/---

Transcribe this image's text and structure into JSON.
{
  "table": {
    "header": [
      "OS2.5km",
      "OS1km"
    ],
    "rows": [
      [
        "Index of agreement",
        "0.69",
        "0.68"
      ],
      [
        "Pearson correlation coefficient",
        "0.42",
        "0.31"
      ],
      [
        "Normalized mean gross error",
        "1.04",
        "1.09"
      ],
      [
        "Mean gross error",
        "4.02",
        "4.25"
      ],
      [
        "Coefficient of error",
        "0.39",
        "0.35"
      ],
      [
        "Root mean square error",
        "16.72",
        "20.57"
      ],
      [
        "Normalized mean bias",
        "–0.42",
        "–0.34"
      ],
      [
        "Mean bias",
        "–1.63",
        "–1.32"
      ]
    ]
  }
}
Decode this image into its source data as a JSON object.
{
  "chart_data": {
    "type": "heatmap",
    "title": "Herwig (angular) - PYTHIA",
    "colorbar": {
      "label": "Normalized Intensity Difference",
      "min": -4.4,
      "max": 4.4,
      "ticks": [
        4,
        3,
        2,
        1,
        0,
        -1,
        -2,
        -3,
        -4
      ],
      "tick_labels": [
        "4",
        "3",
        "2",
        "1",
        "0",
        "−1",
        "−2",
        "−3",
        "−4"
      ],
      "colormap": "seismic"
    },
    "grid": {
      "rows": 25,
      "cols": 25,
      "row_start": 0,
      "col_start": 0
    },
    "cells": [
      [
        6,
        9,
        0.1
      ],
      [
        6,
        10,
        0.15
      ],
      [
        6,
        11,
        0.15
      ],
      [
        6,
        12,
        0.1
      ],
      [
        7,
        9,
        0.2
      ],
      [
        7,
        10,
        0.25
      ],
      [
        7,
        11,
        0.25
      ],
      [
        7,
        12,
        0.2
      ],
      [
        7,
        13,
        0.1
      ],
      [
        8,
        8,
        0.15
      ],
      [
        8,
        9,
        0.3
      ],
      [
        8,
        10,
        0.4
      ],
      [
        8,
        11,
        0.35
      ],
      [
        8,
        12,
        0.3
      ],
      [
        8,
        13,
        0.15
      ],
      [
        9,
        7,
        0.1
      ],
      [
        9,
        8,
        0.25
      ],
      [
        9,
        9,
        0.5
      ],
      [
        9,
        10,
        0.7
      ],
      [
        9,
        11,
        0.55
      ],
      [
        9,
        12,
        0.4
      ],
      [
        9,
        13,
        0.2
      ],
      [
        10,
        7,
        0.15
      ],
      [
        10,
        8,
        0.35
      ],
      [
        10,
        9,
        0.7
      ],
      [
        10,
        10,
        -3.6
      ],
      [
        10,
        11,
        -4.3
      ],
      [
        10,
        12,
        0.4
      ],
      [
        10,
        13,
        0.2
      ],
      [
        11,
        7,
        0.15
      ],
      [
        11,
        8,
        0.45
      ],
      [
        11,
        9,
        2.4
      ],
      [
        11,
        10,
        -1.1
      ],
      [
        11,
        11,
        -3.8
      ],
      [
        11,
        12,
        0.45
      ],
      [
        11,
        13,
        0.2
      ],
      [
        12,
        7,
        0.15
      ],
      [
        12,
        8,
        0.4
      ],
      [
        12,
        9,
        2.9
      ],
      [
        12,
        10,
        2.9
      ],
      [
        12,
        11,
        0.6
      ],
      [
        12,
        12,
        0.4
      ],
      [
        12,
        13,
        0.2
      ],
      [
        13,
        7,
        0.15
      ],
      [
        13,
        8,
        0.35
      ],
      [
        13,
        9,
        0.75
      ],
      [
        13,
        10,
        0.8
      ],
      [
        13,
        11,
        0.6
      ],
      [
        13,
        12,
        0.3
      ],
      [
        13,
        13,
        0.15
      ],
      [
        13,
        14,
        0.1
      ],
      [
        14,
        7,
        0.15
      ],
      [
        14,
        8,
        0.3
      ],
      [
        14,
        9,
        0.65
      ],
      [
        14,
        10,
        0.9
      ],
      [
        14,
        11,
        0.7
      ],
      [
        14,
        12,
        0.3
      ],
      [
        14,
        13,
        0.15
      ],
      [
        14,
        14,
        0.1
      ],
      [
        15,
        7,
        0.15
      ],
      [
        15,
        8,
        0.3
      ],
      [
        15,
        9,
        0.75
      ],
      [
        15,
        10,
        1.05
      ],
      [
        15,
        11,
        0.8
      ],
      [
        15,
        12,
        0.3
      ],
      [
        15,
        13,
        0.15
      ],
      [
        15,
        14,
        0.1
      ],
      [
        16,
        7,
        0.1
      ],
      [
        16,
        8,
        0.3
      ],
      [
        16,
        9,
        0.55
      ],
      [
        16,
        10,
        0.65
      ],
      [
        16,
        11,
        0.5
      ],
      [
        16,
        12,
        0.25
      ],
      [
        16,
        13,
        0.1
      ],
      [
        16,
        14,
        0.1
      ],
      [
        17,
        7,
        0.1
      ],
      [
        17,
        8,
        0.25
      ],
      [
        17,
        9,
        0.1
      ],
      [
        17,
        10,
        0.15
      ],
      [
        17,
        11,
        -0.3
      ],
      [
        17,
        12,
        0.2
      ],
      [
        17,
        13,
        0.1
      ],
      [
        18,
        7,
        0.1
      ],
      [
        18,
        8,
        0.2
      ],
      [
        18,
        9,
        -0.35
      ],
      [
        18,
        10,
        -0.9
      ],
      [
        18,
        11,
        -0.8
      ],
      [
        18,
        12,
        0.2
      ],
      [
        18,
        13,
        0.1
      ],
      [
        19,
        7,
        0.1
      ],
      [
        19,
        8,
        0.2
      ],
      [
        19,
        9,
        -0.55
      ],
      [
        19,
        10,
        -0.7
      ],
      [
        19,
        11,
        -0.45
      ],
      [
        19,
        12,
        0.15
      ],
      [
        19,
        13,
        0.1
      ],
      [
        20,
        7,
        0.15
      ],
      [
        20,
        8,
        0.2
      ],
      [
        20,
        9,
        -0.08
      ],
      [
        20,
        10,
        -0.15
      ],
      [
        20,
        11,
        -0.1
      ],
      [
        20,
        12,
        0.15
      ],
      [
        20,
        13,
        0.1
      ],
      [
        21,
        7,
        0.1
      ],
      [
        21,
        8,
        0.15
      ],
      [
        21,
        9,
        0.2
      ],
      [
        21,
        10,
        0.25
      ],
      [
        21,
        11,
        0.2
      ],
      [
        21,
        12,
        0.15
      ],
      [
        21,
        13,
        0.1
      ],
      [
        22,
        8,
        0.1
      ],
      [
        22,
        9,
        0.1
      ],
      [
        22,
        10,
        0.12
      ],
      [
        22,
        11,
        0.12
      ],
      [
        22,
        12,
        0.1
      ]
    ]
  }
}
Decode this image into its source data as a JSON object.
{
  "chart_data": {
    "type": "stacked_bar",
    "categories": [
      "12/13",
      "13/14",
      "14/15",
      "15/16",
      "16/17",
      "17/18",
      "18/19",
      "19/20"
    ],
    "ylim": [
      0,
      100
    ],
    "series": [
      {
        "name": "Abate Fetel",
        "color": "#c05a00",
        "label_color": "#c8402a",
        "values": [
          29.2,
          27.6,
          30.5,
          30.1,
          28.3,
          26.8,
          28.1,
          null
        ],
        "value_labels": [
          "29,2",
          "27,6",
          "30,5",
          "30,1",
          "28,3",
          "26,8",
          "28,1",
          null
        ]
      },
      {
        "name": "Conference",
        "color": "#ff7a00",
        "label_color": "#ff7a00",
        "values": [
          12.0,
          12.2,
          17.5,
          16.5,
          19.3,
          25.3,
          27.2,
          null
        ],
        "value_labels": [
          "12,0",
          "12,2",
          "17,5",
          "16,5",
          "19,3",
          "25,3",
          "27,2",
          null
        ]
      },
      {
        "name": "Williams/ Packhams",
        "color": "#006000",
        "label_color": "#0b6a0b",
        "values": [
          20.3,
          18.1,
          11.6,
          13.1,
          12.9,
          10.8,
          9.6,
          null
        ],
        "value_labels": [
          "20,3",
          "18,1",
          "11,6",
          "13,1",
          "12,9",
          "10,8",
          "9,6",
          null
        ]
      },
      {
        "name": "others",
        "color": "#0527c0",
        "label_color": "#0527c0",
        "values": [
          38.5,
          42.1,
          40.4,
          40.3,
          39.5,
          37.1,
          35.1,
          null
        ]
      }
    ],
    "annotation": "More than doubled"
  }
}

\---

Read the entries above, then pull out the lines that include "Normalized".

**Correct result:**
        "Normalized mean gross error",
        "Normalized mean bias",
      "label": "Normalized Intensity Difference",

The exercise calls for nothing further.